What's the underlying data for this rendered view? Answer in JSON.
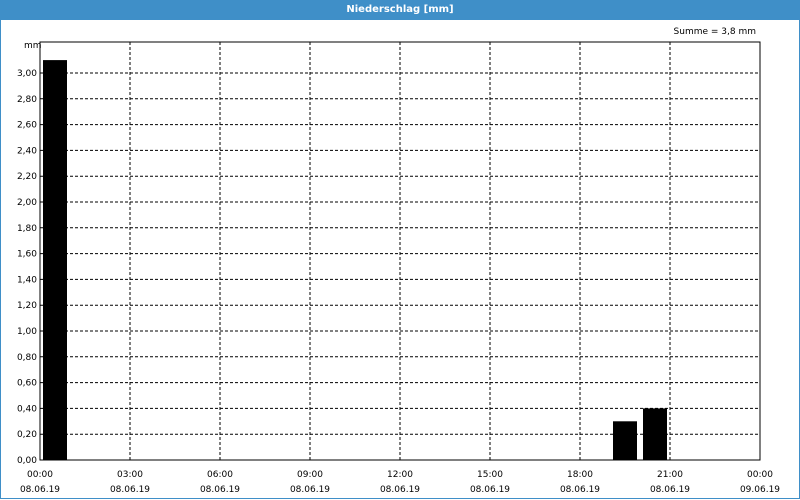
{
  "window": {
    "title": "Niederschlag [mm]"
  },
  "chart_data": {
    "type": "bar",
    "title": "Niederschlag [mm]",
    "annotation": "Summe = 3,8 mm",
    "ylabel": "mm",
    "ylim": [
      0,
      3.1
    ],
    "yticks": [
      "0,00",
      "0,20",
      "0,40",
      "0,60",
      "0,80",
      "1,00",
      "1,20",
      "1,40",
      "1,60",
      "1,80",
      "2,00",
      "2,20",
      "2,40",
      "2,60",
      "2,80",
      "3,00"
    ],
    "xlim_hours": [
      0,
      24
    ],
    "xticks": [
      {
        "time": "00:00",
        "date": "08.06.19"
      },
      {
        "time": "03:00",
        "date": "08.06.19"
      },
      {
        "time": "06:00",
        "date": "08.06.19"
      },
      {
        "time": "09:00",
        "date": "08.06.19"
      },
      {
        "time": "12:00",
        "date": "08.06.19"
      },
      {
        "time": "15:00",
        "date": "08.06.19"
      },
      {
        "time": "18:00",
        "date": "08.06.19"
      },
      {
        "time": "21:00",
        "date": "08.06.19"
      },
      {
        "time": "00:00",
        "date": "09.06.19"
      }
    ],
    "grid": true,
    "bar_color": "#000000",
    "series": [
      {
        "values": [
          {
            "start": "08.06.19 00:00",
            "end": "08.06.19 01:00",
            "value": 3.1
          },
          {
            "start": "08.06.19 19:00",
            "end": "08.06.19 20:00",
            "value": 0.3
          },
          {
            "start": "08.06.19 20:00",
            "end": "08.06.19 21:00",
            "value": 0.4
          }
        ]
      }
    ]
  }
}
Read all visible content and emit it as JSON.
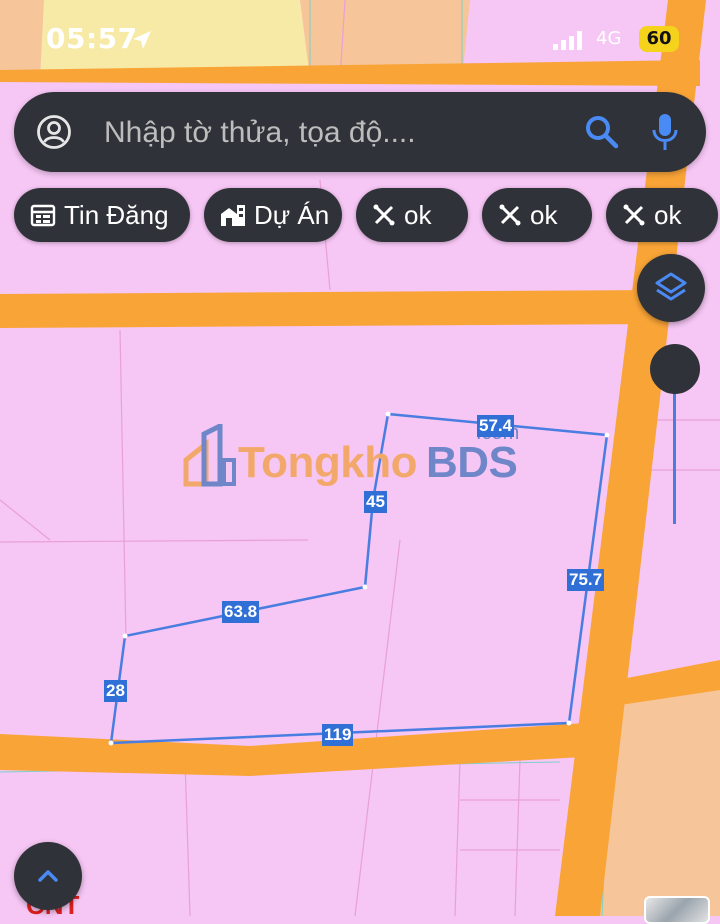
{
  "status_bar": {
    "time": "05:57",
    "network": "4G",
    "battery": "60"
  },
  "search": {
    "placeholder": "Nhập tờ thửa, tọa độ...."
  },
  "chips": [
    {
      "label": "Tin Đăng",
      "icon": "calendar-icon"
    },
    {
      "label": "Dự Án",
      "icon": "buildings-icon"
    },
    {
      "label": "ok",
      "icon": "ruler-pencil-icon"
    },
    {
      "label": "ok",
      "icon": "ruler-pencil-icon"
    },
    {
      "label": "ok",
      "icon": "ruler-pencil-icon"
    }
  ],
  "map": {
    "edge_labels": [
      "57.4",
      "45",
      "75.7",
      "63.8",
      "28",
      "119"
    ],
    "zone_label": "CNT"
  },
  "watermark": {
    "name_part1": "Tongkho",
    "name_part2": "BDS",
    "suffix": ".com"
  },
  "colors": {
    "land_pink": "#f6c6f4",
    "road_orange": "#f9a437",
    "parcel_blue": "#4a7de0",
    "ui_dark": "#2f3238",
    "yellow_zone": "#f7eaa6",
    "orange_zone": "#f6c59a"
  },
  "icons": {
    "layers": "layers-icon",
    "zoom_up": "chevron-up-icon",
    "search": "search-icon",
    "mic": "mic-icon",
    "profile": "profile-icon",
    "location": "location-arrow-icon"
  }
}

++++++++++

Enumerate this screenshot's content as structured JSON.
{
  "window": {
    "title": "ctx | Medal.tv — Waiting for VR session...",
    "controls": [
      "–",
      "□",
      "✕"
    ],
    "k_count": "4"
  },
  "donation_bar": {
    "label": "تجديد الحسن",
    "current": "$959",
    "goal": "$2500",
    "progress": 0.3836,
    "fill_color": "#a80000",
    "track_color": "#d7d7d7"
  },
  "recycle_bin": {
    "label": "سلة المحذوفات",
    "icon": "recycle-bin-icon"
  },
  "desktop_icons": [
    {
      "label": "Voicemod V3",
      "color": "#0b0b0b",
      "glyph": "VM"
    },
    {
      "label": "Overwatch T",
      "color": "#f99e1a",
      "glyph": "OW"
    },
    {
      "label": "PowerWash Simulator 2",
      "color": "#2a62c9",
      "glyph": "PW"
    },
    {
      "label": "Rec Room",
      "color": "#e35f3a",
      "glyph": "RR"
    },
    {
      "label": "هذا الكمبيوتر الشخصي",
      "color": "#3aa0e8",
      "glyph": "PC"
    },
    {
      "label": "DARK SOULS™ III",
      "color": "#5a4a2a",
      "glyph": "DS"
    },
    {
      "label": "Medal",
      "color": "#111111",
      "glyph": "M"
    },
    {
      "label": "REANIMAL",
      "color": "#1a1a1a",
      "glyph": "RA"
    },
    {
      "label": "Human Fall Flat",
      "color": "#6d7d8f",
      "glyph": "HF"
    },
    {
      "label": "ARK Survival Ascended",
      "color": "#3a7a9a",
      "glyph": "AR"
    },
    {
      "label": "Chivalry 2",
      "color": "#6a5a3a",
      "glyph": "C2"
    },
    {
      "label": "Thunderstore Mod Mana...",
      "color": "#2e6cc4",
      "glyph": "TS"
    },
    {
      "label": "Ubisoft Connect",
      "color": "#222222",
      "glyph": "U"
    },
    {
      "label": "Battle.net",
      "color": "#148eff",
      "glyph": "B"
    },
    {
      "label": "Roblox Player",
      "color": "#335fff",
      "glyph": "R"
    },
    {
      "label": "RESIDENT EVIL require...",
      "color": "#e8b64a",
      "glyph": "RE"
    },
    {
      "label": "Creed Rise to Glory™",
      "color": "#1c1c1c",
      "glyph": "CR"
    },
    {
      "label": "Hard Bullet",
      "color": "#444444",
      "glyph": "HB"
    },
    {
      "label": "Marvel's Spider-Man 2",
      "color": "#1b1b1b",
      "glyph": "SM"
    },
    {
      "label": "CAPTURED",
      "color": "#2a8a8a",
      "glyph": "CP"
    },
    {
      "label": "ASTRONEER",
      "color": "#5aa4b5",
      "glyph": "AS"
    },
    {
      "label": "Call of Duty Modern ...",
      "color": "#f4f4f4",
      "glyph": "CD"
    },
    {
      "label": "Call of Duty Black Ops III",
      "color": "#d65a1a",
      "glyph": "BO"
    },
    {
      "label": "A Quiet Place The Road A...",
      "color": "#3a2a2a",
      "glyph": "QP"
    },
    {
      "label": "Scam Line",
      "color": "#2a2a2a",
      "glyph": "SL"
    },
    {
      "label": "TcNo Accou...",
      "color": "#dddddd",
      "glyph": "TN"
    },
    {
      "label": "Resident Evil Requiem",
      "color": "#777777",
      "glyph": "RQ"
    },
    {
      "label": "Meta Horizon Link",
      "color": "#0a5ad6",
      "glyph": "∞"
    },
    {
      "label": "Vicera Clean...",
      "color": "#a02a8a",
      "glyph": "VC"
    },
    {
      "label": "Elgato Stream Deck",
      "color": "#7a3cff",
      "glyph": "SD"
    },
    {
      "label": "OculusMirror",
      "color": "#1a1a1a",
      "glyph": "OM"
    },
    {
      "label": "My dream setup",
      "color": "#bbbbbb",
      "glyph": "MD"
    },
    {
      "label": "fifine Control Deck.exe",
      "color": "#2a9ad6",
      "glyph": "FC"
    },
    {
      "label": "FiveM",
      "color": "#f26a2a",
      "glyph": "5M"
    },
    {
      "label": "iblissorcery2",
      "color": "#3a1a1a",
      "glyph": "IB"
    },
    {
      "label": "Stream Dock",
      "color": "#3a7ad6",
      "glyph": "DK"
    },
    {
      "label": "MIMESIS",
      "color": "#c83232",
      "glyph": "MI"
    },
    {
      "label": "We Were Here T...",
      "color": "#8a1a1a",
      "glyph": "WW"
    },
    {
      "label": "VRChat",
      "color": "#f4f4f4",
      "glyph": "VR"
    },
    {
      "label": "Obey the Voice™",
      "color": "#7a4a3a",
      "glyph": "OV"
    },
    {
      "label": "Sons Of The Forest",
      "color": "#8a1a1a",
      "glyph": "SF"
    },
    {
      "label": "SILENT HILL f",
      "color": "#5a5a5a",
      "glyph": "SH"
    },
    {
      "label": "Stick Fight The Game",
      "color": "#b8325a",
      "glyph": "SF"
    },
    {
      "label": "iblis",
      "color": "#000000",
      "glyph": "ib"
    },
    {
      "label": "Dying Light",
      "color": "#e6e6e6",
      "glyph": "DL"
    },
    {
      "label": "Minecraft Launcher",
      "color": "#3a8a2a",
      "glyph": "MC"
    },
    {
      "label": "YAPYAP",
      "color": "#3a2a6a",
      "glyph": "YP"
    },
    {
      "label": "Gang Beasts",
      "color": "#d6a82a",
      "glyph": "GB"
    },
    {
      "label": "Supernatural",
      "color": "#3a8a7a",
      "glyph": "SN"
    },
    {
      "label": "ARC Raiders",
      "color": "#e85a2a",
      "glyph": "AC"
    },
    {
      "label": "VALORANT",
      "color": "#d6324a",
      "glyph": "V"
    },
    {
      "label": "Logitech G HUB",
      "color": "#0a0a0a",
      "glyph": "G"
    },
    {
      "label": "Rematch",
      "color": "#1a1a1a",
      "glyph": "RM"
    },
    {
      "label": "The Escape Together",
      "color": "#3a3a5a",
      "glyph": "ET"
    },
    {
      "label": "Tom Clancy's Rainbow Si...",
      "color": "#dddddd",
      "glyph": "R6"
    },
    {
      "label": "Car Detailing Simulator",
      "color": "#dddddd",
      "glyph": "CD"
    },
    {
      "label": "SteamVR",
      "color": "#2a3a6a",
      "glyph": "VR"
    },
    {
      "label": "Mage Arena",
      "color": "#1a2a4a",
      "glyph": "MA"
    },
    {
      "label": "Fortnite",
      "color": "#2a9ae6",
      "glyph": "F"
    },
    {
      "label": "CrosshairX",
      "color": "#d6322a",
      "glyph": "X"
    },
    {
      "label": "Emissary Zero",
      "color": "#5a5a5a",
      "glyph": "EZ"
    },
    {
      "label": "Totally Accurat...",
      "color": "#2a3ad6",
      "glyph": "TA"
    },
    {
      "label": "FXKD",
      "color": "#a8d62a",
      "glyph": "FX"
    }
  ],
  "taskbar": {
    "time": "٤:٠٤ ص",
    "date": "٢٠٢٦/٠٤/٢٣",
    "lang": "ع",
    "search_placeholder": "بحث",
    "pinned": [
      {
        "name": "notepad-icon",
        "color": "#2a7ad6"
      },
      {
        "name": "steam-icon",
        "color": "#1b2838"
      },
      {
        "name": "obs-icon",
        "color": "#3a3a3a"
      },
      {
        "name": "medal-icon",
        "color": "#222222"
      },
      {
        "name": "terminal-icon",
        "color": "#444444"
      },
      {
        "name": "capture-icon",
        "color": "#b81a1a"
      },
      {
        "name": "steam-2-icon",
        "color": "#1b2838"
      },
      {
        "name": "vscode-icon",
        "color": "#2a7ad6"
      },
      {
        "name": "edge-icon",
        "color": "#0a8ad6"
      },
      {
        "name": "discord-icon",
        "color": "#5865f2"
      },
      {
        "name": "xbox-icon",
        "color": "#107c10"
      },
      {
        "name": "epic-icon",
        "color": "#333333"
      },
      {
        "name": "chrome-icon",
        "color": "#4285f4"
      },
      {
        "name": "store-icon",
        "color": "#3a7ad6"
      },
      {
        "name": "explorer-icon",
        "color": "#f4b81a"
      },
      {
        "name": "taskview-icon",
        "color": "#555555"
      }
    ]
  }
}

++++++++++

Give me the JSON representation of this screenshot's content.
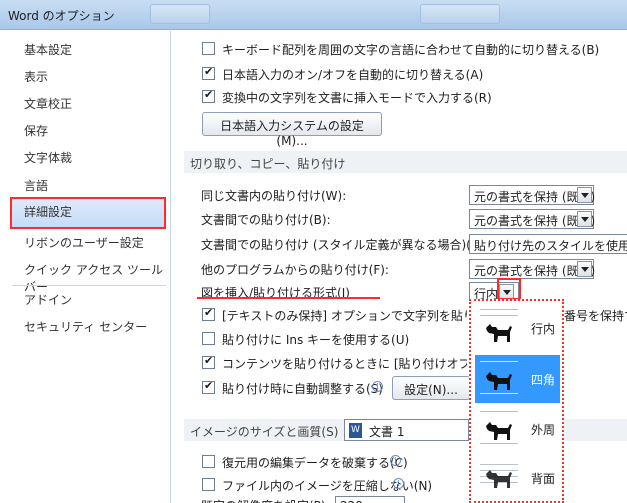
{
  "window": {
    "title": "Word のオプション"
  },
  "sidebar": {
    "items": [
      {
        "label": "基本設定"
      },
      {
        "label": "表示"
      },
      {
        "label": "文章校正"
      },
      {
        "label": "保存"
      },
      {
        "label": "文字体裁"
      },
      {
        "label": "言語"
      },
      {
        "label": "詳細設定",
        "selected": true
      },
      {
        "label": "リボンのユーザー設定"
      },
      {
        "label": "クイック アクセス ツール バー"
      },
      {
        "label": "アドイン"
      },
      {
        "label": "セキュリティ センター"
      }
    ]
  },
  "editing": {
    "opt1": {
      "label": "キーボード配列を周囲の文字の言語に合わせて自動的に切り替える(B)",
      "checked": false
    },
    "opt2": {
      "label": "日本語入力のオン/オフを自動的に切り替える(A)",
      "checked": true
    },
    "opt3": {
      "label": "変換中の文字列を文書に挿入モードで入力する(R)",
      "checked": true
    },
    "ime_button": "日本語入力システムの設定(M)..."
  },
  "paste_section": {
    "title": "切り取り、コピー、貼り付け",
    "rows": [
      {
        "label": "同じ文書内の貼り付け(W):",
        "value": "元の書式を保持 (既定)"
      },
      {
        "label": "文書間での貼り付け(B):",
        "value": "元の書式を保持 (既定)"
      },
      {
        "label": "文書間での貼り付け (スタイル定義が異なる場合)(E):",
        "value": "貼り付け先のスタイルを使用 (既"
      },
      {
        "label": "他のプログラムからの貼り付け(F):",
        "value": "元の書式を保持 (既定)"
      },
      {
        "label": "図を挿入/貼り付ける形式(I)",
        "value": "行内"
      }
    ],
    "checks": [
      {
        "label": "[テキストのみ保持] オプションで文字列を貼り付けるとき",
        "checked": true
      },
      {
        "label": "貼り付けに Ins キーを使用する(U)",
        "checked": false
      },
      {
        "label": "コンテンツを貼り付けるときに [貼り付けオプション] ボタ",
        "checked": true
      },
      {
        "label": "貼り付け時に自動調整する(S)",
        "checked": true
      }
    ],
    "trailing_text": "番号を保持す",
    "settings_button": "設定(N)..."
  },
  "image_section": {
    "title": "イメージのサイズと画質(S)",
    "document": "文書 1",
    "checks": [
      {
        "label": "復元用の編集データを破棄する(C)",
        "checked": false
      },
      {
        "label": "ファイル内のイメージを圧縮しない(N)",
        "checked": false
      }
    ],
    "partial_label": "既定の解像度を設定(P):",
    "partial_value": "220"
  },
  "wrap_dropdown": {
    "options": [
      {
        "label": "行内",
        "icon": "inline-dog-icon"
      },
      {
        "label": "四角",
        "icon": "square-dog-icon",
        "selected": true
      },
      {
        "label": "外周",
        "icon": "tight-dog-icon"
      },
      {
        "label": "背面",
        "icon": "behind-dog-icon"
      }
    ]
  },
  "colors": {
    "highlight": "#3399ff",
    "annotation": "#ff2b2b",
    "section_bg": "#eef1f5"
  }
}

++++++++++

▶ GIVEN TASK
In the entries above, count each line that holds "Stream". Give the total and nothing else.

▶ SOLUTION TO THIS EXERCISE
2